* YOUR OBJECTIVE *
Reproduce all records verbatim.

═════ RECORDS ═════

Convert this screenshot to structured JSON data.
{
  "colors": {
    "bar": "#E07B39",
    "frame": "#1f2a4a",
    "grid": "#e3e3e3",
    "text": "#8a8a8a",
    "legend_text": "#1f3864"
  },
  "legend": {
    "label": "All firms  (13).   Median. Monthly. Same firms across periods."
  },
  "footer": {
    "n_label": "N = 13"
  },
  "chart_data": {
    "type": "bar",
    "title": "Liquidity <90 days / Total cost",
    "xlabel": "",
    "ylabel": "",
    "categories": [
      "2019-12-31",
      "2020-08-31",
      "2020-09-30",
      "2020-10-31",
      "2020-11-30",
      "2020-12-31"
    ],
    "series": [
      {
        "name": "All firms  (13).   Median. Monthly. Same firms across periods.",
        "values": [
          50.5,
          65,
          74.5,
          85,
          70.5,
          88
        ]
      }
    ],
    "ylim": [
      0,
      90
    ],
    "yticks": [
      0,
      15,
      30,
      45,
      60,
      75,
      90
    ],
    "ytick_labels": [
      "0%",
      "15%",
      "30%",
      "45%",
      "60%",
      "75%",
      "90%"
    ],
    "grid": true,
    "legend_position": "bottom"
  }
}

═════

* THE OUTPUT *
Convert this screenshot to structured JSON data.
{
  "colors": {
    "bar": "#E07B39",
    "frame": "#1f2a4a",
    "grid": "#e3e3e3",
    "text": "#8a8a8a",
    "legend_text": "#1f3864"
  },
  "legend": {
    "label": "All firms  (13).   Median. Monthly. Same firms across periods."
  },
  "footer": {
    "n_label": "N = 13"
  },
  "chart_data": {
    "type": "bar",
    "title": "Liquidity <90 days / Total cost",
    "xlabel": "",
    "ylabel": "",
    "categories": [
      "2019-12-31",
      "2020-08-31",
      "2020-09-30",
      "2020-10-31",
      "2020-11-30",
      "2020-12-31"
    ],
    "series": [
      {
        "name": "All firms  (13).   Median. Monthly. Same firms across periods.",
        "values": [
          50.5,
          65,
          74.5,
          85,
          70.5,
          88
        ]
      }
    ],
    "ylim": [
      0,
      90
    ],
    "yticks": [
      0,
      15,
      30,
      45,
      60,
      75,
      90
    ],
    "ytick_labels": [
      "0%",
      "15%",
      "30%",
      "45%",
      "60%",
      "75%",
      "90%"
    ],
    "grid": true,
    "legend_position": "bottom"
  }
}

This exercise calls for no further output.